* _Problem description_
Here are some records; return them all exactly.

____________________

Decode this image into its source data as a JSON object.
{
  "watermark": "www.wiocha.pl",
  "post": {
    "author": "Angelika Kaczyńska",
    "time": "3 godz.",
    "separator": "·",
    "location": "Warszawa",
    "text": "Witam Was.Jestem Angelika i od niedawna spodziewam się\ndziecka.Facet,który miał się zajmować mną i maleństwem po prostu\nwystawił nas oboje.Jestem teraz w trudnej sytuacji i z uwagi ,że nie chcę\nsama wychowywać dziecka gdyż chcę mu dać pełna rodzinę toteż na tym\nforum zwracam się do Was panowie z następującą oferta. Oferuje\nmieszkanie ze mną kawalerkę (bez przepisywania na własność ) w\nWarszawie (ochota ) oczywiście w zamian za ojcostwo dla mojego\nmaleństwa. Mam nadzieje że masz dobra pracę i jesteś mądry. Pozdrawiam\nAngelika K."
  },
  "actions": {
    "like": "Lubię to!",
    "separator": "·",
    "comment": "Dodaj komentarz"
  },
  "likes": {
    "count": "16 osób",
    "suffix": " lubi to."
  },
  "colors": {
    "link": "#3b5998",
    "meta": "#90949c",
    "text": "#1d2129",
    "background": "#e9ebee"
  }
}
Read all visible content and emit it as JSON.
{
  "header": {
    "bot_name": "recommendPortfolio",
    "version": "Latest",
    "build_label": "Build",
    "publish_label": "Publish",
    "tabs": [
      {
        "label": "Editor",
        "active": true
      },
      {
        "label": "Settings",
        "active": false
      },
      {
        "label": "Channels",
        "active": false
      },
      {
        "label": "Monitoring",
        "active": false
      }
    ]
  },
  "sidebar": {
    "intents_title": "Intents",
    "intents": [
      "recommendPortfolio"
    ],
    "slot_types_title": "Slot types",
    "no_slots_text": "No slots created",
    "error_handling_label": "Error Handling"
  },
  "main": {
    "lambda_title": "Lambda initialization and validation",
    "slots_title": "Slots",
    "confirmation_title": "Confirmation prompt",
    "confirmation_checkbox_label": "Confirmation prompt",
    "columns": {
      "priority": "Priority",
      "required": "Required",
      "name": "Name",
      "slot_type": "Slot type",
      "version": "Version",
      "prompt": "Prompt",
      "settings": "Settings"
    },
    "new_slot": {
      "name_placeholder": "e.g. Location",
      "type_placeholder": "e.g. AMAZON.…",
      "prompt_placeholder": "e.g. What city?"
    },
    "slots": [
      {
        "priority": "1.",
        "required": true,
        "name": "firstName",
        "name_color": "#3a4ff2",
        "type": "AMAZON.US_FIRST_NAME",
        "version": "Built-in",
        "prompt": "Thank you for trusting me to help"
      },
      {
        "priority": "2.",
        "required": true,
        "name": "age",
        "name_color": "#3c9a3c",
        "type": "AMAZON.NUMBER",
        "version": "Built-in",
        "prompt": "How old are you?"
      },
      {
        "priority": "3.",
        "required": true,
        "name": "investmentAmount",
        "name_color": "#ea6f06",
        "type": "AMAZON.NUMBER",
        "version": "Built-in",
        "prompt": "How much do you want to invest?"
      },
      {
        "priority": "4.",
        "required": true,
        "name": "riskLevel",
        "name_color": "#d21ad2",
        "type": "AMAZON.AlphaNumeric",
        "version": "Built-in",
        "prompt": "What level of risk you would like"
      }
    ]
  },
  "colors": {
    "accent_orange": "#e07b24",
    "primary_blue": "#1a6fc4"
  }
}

____________________

* _Expected answer_
Decode this image into its source data as a JSON object.
{
  "watermark": "www.wiocha.pl",
  "post": {
    "author": "Angelika Kaczyńska",
    "time": "3 godz.",
    "separator": "·",
    "location": "Warszawa",
    "text": "Witam Was.Jestem Angelika i od niedawna spodziewam się\ndziecka.Facet,który miał się zajmować mną i maleństwem po prostu\nwystawił nas oboje.Jestem teraz w trudnej sytuacji i z uwagi ,że nie chcę\nsama wychowywać dziecka gdyż chcę mu dać pełna rodzinę toteż na tym\nforum zwracam się do Was panowie z następującą oferta. Oferuje\nmieszkanie ze mną kawalerkę (bez przepisywania na własność ) w\nWarszawie (ochota ) oczywiście w zamian za ojcostwo dla mojego\nmaleństwa. Mam nadzieje że masz dobra pracę i jesteś mądry. Pozdrawiam\nAngelika K."
  },
  "actions": {
    "like": "Lubię to!",
    "separator": "·",
    "comment": "Dodaj komentarz"
  },
  "likes": {
    "count": "16 osób",
    "suffix": " lubi to."
  },
  "colors": {
    "link": "#3b5998",
    "meta": "#90949c",
    "text": "#1d2129",
    "background": "#e9ebee"
  }
}
Read all visible content and emit it as JSON.
{
  "header": {
    "bot_name": "recommendPortfolio",
    "version": "Latest",
    "build_label": "Build",
    "publish_label": "Publish",
    "tabs": [
      {
        "label": "Editor",
        "active": true
      },
      {
        "label": "Settings",
        "active": false
      },
      {
        "label": "Channels",
        "active": false
      },
      {
        "label": "Monitoring",
        "active": false
      }
    ]
  },
  "sidebar": {
    "intents_title": "Intents",
    "intents": [
      "recommendPortfolio"
    ],
    "slot_types_title": "Slot types",
    "no_slots_text": "No slots created",
    "error_handling_label": "Error Handling"
  },
  "main": {
    "lambda_title": "Lambda initialization and validation",
    "slots_title": "Slots",
    "confirmation_title": "Confirmation prompt",
    "confirmation_checkbox_label": "Confirmation prompt",
    "columns": {
      "priority": "Priority",
      "required": "Required",
      "name": "Name",
      "slot_type": "Slot type",
      "version": "Version",
      "prompt": "Prompt",
      "settings": "Settings"
    },
    "new_slot": {
      "name_placeholder": "e.g. Location",
      "type_placeholder": "e.g. AMAZON.…",
      "prompt_placeholder": "e.g. What city?"
    },
    "slots": [
      {
        "priority": "1.",
        "required": true,
        "name": "firstName",
        "name_color": "#3a4ff2",
        "type": "AMAZON.US_FIRST_NAME",
        "version": "Built-in",
        "prompt": "Thank you for trusting me to help"
      },
      {
        "priority": "2.",
        "required": true,
        "name": "age",
        "name_color": "#3c9a3c",
        "type": "AMAZON.NUMBER",
        "version": "Built-in",
        "prompt": "How old are you?"
      },
      {
        "priority": "3.",
        "required": true,
        "name": "investmentAmount",
        "name_color": "#ea6f06",
        "type": "AMAZON.NUMBER",
        "version": "Built-in",
        "prompt": "How much do you want to invest?"
      },
      {
        "priority": "4.",
        "required": true,
        "name": "riskLevel",
        "name_color": "#d21ad2",
        "type": "AMAZON.AlphaNumeric",
        "version": "Built-in",
        "prompt": "What level of risk you would like"
      }
    ]
  },
  "colors": {
    "accent_orange": "#e07b24",
    "primary_blue": "#1a6fc4"
  }
}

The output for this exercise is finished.